▼

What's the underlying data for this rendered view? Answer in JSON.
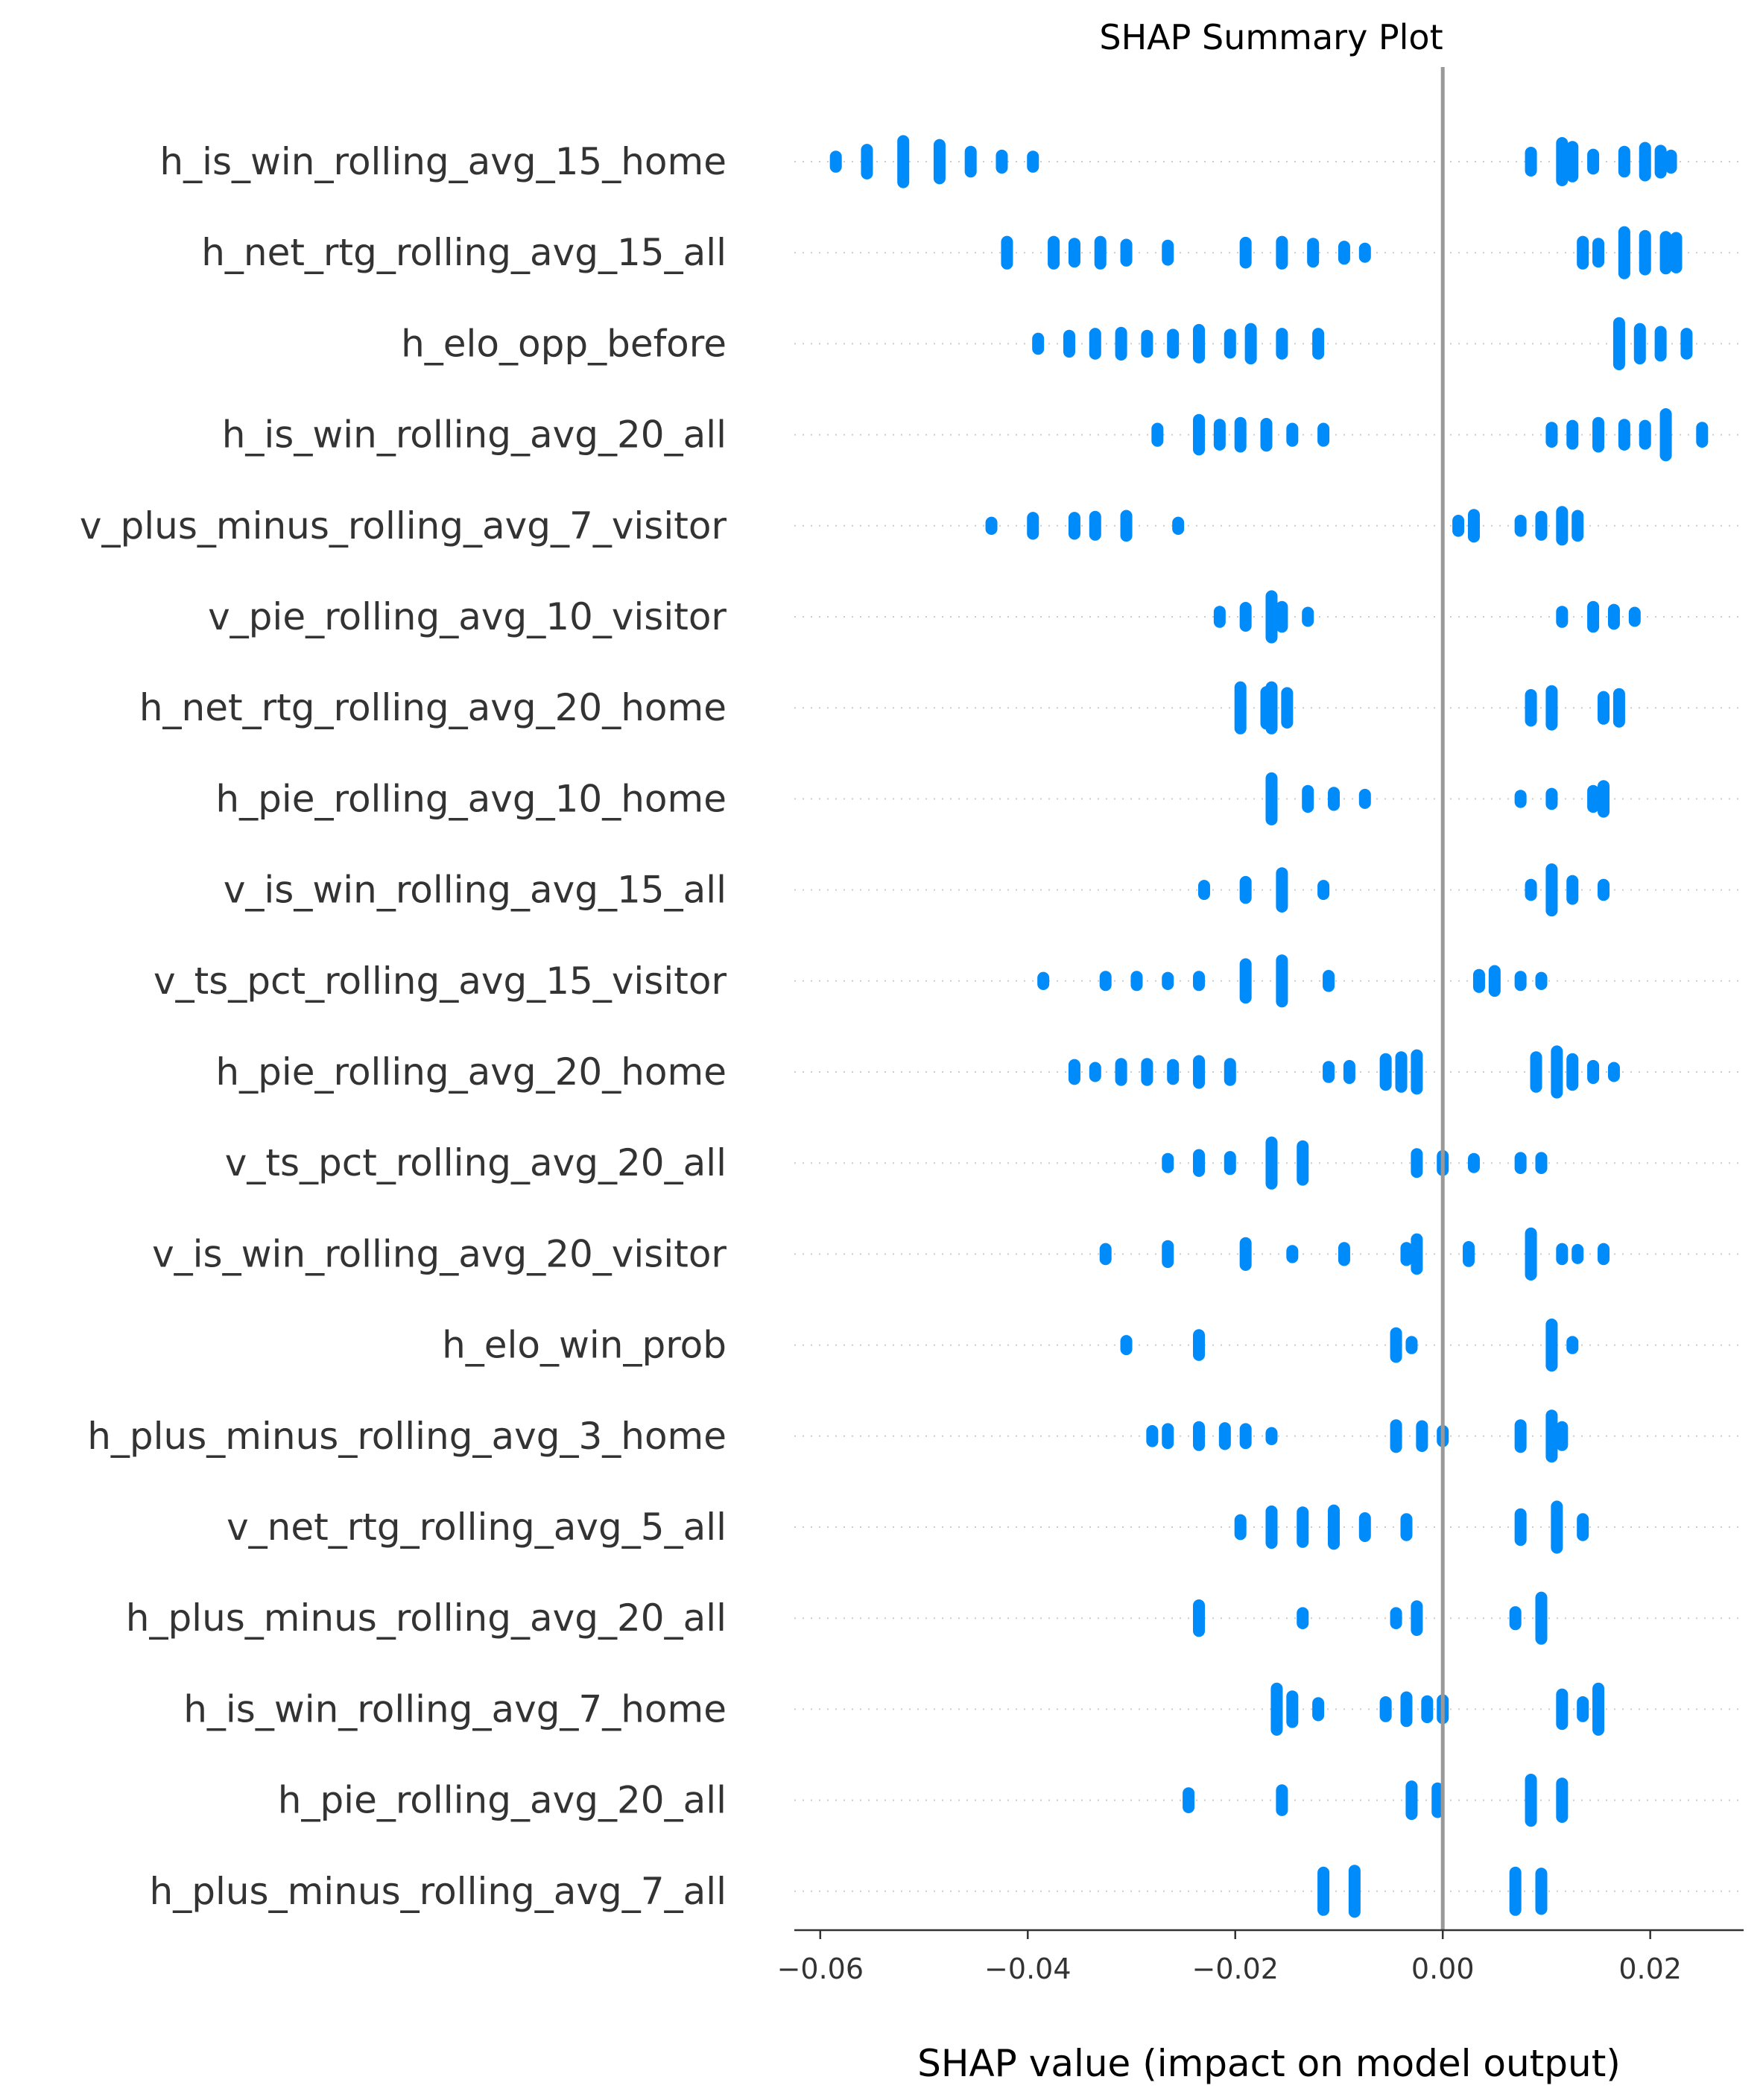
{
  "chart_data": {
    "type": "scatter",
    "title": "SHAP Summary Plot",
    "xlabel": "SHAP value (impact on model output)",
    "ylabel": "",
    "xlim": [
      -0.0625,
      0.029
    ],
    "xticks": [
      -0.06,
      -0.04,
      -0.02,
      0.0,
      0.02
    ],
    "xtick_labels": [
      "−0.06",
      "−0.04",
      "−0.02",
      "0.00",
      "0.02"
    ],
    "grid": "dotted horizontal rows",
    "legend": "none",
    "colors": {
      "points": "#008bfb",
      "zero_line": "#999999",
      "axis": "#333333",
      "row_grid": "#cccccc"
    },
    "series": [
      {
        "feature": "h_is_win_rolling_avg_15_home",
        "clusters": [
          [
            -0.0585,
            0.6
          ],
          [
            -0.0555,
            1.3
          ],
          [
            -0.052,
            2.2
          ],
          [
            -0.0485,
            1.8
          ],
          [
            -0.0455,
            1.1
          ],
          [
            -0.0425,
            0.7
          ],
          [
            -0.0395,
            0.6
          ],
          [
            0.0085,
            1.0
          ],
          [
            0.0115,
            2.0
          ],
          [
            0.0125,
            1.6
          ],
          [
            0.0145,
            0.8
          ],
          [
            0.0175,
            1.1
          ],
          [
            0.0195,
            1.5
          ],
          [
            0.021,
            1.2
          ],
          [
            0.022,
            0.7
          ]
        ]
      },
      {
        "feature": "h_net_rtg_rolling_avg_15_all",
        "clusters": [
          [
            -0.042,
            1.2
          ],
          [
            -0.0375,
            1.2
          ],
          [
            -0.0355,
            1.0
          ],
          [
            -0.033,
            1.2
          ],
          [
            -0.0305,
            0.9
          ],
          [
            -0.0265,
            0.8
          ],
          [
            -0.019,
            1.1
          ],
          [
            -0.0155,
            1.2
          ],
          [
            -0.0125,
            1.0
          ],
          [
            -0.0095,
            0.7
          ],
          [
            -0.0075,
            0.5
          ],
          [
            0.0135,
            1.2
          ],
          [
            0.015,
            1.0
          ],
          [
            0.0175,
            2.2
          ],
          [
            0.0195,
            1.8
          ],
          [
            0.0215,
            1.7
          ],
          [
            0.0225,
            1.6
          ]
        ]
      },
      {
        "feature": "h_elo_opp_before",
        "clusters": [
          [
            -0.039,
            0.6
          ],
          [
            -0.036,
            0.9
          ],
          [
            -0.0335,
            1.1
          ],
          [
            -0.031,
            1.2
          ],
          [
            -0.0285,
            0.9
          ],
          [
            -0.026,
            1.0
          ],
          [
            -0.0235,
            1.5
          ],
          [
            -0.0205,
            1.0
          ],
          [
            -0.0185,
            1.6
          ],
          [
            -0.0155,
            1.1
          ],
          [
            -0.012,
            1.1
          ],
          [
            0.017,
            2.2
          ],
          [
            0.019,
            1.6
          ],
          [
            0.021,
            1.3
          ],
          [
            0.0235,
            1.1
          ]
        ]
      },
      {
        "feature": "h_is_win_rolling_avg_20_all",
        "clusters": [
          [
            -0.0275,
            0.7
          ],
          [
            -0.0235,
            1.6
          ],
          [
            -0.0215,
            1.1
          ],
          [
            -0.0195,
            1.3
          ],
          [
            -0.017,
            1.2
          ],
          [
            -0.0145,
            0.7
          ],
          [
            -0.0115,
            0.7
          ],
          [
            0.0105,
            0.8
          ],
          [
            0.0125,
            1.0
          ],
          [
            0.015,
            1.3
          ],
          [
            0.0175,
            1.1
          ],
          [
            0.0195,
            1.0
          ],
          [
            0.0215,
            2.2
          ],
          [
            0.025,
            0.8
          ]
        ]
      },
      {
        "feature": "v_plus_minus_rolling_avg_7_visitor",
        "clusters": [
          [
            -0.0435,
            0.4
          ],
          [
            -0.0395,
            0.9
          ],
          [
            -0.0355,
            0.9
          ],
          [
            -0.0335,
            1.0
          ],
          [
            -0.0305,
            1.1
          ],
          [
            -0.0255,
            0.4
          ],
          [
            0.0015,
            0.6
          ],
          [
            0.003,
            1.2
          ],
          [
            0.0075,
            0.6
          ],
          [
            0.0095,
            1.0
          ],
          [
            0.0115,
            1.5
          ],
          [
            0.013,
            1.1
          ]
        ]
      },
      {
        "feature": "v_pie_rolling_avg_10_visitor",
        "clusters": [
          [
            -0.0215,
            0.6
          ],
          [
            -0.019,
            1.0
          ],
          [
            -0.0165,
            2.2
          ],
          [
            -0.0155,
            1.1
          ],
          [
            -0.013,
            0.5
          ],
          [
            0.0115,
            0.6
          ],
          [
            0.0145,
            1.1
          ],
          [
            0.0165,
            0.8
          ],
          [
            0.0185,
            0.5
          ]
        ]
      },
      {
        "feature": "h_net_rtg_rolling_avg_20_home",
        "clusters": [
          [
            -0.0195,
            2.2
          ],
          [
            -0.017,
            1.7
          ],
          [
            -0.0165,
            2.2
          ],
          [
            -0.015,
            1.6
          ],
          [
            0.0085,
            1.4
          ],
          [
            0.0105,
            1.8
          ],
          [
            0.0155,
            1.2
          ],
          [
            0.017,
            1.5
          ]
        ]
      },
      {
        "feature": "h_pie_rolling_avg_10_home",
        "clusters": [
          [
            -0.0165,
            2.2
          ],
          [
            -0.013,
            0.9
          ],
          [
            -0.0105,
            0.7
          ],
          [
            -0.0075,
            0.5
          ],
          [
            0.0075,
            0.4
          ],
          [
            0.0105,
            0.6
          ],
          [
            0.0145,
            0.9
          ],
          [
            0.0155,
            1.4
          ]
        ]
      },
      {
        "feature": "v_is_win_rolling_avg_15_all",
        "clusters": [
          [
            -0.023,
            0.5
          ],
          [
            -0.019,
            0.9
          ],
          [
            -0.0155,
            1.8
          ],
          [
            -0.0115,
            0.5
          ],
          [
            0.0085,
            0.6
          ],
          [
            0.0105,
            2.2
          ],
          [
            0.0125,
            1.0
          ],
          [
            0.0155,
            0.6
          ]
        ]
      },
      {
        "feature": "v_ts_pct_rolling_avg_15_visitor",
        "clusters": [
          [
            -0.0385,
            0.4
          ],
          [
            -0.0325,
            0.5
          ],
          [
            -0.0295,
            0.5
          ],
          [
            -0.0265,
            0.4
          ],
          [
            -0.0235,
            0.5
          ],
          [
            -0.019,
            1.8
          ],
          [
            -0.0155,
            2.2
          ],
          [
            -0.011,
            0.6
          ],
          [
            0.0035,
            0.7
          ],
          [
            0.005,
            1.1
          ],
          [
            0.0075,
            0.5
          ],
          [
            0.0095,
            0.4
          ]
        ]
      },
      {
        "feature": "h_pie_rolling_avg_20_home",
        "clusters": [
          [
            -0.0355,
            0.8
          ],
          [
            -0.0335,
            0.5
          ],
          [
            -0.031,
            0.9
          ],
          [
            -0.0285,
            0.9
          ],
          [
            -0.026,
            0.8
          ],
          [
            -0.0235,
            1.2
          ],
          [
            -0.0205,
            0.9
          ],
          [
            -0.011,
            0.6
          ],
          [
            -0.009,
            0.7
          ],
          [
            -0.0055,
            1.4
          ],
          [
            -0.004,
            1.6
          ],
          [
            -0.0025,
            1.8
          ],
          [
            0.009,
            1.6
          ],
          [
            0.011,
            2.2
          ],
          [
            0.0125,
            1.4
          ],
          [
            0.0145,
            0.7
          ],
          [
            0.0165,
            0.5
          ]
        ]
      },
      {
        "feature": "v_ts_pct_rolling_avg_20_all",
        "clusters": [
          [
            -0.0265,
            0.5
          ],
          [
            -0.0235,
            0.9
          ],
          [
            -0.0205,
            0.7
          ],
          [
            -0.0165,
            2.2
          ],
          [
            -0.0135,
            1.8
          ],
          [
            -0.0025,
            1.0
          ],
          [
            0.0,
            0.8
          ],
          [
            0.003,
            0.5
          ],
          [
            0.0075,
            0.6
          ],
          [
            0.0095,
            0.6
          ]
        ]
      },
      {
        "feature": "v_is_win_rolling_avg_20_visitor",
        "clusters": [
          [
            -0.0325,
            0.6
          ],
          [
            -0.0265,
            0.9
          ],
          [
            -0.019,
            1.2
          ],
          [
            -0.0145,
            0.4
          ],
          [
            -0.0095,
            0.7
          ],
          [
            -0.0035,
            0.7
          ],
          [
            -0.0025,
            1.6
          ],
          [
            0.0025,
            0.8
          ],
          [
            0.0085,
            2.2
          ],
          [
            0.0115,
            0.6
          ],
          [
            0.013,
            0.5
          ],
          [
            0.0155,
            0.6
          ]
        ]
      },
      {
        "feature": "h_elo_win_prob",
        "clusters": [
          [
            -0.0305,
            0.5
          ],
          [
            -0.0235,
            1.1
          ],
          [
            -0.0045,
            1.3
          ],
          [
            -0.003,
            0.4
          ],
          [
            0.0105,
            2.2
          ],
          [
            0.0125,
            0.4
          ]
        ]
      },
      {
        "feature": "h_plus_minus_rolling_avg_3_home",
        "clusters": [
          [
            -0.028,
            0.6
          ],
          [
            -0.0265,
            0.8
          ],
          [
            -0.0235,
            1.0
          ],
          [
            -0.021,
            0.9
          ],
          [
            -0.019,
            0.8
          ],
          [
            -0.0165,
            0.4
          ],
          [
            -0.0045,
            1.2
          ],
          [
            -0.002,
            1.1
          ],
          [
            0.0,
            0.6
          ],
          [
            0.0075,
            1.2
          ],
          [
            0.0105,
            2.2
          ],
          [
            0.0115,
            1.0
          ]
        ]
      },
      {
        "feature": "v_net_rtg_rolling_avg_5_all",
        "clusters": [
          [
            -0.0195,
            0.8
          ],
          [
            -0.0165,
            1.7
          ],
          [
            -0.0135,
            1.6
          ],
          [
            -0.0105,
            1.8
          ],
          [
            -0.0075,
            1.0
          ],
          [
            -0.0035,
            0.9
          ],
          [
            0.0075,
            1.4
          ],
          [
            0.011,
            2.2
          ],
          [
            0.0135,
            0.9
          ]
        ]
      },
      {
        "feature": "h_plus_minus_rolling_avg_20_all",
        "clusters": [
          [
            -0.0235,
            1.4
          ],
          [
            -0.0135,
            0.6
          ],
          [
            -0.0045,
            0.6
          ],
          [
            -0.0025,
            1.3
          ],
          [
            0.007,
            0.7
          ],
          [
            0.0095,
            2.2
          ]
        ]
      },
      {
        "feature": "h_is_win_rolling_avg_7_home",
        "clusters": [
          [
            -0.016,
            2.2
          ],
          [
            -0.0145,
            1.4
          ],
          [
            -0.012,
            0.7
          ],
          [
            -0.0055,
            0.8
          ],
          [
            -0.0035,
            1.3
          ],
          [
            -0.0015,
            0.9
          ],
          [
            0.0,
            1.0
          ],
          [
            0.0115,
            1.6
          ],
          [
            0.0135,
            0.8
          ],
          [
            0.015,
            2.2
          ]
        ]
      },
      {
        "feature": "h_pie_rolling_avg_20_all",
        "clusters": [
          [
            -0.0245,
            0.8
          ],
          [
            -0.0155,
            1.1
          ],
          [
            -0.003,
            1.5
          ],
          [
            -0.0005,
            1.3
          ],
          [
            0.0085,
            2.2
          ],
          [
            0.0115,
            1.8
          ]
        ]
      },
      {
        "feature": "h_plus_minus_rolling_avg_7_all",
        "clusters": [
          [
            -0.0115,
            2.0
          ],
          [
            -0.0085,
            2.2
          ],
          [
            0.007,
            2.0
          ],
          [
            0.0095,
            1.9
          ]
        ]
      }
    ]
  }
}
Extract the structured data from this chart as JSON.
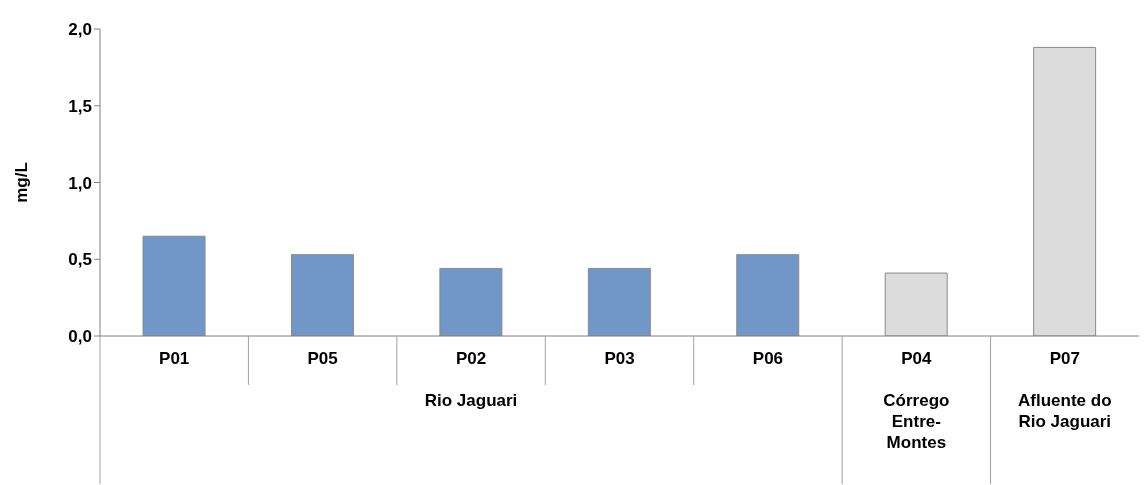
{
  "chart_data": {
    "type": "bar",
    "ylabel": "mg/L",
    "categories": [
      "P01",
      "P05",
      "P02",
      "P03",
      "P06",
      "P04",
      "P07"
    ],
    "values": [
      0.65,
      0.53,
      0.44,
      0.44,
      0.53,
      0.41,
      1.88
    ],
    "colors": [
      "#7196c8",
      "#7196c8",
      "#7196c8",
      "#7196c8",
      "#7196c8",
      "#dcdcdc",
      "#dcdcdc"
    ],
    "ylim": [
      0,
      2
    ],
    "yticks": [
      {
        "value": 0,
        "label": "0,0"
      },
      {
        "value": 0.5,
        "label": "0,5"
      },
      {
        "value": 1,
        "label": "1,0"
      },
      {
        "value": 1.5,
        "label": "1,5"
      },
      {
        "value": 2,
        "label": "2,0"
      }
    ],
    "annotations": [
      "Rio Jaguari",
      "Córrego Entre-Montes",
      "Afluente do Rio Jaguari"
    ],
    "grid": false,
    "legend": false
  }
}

▲

» **Work to be completed**
Show, from the listing above, each line that contains the word "Jaguari".

» **Task solution**
      "Rio Jaguari",
      "Afluente do Rio Jaguari"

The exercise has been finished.